DESCRIPTION OF THE TASK | Give back the whole listing exactly as shown.

## BEGIN DATA FOR THE TASK

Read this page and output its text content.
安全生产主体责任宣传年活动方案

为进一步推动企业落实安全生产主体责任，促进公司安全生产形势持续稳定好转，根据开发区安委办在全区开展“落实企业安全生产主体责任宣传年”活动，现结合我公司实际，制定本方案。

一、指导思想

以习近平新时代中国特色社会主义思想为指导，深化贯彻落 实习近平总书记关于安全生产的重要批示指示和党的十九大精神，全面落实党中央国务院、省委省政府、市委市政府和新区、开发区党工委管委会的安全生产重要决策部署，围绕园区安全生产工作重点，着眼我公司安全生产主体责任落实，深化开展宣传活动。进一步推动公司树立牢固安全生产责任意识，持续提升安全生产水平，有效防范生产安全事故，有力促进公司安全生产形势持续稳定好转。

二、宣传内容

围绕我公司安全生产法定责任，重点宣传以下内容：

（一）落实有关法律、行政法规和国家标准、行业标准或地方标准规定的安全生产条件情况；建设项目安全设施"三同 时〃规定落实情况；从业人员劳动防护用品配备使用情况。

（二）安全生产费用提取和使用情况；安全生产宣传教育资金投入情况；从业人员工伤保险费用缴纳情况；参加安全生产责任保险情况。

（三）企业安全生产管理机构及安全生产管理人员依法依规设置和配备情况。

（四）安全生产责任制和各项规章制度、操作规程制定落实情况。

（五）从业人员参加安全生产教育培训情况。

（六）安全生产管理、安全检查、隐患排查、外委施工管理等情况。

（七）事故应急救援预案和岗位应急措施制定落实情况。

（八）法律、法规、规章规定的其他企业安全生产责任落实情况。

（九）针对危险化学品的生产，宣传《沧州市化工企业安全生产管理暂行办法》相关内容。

## END DATA FOR THE TASK

EXERCISE RESPONSE |
Read this page and output its text content.
安全生产主体责任宣传年活动方案

为进一步推动企业落实安全生产主体责任，促进公司安全生产形势持续稳定好转，根据开发区安委办在全区开展“落实企业安全生产主体责任宣传年”活动，现结合我公司实际，制定本方案。

一、指导思想

以习近平新时代中国特色社会主义思想为指导，深化贯彻落 实习近平总书记关于安全生产的重要批示指示和党的十九大精神，全面落实党中央国务院、省委省政府、市委市政府和新区、开发区党工委管委会的安全生产重要决策部署，围绕园区安全生产工作重点，着眼我公司安全生产主体责任落实，深化开展宣传活动。进一步推动公司树立牢固安全生产责任意识，持续提升安全生产水平，有效防范生产安全事故，有力促进公司安全生产形势持续稳定好转。

二、宣传内容

围绕我公司安全生产法定责任，重点宣传以下内容：

（一）落实有关法律、行政法规和国家标准、行业标准或地方标准规定的安全生产条件情况；建设项目安全设施"三同 时〃规定落实情况；从业人员劳动防护用品配备使用情况。

（二）安全生产费用提取和使用情况；安全生产宣传教育资金投入情况；从业人员工伤保险费用缴纳情况；参加安全生产责任保险情况。

（三）企业安全生产管理机构及安全生产管理人员依法依规设置和配备情况。

（四）安全生产责任制和各项规章制度、操作规程制定落实情况。

（五）从业人员参加安全生产教育培训情况。

（六）安全生产管理、安全检查、隐患排查、外委施工管理等情况。

（七）事故应急救援预案和岗位应急措施制定落实情况。

（八）法律、法规、规章规定的其他企业安全生产责任落实情况。

（九）针对危险化学品的生产，宣传《沧州市化工企业安全生产管理暂行办法》相关内容。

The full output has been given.